**Instruction**
Look for "undatus" in the listing below. Gather each line that contains it.

______________________________

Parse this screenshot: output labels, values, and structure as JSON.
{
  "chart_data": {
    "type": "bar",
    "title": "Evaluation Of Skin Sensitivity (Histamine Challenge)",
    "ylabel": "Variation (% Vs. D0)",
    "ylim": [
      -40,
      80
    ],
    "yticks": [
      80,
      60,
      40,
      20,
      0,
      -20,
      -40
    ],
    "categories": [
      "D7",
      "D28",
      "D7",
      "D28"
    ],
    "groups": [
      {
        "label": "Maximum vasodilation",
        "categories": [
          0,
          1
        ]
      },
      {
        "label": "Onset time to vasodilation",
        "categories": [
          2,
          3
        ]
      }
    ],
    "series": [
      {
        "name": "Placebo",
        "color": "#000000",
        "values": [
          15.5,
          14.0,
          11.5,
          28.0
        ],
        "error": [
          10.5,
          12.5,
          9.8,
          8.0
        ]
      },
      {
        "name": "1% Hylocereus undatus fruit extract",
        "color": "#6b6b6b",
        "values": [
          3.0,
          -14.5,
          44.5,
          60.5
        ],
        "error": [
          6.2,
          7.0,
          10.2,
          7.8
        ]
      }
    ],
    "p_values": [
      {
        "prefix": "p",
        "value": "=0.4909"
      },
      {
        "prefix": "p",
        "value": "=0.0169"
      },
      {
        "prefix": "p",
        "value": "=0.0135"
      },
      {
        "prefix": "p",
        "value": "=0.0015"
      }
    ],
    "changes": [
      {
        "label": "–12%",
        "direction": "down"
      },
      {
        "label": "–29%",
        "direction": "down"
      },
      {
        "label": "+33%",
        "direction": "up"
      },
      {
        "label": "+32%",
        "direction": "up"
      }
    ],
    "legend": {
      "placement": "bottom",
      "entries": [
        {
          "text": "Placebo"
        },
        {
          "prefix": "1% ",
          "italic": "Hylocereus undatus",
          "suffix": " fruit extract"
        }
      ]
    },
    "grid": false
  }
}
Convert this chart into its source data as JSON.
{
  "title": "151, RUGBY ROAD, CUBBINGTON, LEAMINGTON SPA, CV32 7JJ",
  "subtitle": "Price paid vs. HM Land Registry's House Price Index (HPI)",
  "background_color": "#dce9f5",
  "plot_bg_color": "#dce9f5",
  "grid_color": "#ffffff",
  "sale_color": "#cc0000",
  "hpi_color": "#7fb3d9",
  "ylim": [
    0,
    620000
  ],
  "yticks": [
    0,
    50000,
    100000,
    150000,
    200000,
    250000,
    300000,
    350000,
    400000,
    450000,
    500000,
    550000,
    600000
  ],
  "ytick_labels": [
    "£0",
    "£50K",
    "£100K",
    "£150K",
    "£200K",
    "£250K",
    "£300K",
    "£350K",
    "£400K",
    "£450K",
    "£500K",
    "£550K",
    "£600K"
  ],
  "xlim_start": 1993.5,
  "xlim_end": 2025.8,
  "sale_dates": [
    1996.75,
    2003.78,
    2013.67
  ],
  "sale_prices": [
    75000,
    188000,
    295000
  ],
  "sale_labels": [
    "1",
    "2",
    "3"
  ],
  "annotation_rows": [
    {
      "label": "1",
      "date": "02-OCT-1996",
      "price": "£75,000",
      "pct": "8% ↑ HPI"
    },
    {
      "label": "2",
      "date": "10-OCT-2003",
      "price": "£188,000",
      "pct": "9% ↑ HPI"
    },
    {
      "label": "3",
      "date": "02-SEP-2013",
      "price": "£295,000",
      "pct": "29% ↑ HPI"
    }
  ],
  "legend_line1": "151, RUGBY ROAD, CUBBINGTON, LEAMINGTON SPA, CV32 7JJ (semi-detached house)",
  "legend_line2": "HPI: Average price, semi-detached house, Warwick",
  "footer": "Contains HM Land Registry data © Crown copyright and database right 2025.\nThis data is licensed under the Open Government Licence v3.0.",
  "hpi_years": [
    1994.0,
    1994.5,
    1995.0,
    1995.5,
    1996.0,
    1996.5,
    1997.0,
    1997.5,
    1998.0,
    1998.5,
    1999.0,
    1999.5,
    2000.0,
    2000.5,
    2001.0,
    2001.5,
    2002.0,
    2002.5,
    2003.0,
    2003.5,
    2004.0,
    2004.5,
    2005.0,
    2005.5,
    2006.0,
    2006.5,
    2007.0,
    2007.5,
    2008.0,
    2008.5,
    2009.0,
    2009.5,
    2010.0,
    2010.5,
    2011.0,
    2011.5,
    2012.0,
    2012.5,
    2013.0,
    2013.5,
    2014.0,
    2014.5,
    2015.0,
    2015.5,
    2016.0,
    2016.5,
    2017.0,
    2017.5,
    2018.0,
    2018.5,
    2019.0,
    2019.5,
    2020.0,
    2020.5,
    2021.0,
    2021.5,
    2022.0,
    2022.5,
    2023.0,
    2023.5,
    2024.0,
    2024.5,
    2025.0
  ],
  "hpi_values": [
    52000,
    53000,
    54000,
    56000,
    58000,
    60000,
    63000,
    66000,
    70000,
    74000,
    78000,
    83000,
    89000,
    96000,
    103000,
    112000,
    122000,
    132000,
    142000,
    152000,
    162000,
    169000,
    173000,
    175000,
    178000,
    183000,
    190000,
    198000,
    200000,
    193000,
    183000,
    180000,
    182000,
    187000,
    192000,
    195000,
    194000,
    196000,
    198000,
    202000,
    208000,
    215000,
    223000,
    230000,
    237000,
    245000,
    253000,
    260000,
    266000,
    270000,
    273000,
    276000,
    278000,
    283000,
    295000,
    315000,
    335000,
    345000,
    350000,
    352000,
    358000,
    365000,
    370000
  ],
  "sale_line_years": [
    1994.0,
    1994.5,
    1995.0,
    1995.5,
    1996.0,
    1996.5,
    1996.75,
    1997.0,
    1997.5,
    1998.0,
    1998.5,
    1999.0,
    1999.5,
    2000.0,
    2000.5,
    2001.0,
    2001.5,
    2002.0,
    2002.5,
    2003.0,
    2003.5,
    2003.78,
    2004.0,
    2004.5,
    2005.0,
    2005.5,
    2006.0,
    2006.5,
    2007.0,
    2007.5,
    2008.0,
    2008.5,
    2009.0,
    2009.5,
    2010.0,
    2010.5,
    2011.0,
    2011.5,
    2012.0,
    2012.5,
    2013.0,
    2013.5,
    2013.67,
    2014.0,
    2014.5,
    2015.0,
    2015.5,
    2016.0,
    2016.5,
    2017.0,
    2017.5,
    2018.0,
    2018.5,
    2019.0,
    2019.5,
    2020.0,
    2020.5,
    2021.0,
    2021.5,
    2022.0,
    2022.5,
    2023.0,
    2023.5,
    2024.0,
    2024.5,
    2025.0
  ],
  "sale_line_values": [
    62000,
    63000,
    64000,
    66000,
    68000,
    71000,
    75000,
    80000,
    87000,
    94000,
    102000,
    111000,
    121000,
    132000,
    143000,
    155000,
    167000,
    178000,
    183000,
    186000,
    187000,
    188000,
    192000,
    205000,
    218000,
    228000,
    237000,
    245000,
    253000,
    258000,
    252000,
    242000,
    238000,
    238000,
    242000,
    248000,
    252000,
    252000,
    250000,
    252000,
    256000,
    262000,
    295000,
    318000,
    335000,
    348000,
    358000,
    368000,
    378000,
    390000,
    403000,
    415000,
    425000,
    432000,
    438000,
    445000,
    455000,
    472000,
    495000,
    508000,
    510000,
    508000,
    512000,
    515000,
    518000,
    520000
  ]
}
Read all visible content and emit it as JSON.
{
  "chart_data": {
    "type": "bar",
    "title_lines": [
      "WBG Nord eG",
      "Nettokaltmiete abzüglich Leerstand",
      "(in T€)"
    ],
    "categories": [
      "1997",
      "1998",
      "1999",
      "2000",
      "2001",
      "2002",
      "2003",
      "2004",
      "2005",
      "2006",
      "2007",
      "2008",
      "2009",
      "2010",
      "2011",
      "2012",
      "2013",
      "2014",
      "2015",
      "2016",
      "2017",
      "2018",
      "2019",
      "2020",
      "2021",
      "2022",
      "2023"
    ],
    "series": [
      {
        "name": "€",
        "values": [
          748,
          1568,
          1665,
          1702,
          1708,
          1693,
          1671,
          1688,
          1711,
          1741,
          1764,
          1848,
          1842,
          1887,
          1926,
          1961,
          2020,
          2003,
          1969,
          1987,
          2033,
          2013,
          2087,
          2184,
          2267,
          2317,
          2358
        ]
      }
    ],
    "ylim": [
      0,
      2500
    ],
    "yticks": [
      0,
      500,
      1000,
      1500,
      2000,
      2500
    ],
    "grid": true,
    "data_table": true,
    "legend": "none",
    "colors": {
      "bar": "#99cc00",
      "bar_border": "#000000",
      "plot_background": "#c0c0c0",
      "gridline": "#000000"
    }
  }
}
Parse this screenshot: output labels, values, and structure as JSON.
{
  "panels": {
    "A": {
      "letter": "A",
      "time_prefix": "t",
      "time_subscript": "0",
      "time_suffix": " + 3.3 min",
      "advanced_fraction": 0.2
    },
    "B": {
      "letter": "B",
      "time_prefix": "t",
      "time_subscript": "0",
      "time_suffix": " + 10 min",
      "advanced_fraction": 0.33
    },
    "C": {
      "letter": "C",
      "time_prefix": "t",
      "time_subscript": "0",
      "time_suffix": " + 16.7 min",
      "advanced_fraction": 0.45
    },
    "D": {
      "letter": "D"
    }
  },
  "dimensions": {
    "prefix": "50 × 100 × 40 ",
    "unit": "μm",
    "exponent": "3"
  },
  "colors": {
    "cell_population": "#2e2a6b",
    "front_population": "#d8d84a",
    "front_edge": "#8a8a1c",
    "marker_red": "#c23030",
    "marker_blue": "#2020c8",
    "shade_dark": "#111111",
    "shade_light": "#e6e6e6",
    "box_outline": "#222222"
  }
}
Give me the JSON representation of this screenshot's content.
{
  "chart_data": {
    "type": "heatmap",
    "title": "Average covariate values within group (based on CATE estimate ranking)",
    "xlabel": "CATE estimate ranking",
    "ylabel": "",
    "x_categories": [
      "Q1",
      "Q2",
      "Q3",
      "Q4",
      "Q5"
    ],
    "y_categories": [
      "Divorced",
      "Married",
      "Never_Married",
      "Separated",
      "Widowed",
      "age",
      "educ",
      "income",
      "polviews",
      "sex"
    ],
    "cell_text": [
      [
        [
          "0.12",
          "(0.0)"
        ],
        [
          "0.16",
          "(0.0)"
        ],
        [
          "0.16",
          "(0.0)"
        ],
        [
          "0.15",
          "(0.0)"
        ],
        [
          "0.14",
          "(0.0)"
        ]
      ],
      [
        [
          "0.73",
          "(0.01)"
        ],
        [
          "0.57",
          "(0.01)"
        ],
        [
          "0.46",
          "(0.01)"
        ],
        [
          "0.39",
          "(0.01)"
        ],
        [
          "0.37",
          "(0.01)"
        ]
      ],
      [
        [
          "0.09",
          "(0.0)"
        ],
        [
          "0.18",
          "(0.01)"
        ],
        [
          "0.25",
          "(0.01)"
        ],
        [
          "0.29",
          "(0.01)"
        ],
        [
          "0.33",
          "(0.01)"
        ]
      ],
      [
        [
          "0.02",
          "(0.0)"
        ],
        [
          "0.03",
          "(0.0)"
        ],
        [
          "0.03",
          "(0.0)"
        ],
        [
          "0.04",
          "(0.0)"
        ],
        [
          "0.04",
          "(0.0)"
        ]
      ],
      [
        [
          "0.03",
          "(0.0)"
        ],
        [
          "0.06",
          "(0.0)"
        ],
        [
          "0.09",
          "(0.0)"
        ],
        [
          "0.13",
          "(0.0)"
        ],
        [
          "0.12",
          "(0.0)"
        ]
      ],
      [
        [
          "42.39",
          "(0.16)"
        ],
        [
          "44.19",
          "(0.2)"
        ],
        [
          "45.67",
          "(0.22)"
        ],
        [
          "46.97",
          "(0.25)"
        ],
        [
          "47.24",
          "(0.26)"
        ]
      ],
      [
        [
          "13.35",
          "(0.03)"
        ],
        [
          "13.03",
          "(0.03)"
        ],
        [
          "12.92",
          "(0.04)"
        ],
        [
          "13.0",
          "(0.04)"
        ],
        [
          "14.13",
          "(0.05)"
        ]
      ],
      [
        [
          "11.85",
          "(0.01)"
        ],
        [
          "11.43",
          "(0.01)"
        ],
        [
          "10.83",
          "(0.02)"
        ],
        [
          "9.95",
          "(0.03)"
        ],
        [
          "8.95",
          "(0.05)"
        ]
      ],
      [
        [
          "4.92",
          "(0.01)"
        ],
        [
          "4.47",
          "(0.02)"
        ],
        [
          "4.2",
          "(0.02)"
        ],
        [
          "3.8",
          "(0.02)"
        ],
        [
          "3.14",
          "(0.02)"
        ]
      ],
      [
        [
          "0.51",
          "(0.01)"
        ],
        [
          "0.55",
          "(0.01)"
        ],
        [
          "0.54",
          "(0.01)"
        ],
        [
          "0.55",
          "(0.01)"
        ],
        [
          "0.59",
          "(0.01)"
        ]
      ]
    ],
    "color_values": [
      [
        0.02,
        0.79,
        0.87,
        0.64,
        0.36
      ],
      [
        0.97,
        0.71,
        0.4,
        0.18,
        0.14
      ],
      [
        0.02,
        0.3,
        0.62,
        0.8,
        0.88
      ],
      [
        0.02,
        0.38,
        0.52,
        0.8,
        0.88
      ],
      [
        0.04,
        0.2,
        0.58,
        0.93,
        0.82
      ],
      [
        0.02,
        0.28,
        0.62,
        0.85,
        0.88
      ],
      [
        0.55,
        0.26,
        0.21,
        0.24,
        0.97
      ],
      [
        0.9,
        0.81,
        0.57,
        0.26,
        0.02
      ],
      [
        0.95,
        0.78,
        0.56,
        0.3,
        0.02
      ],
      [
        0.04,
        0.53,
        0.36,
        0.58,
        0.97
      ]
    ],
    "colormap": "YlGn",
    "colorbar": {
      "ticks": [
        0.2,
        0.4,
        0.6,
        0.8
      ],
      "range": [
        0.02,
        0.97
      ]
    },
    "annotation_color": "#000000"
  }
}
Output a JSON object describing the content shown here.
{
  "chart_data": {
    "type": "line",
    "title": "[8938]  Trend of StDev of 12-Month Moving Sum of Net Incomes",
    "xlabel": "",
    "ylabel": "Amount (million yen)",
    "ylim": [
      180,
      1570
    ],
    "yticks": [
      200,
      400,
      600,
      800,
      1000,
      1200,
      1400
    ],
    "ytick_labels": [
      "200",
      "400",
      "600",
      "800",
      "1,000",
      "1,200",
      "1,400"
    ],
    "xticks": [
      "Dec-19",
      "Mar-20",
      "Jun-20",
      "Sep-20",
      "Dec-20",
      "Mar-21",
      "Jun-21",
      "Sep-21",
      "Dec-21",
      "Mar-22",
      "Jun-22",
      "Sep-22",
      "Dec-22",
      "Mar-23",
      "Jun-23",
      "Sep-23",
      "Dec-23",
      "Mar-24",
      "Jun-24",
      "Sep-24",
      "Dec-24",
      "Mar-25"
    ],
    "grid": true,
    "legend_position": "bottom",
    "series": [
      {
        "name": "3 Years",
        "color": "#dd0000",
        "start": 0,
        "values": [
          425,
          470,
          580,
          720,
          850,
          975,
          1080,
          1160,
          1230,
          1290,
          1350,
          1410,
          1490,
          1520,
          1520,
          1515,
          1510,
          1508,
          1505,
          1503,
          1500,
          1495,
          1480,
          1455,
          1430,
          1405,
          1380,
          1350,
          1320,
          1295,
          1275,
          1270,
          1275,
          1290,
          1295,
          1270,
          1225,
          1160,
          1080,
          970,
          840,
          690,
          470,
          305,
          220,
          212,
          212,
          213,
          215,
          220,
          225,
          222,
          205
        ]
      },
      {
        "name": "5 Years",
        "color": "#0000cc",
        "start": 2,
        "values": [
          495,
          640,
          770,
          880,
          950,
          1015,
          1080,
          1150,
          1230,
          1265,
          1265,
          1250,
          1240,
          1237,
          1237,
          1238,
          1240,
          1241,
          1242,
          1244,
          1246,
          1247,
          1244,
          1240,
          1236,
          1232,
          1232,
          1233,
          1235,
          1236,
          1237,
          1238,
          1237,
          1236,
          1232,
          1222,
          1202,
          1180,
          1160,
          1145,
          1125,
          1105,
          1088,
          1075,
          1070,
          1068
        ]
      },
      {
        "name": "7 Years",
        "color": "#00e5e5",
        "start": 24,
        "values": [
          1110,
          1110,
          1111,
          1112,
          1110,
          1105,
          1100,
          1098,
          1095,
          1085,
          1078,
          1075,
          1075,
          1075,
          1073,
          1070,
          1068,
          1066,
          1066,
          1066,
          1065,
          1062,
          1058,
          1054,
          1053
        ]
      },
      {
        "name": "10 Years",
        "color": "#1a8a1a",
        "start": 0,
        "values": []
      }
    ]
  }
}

______________________________

**Final result**
        "name": "1% Hylocereus undatus fruit extract",
          "italic": "Hylocereus undatus",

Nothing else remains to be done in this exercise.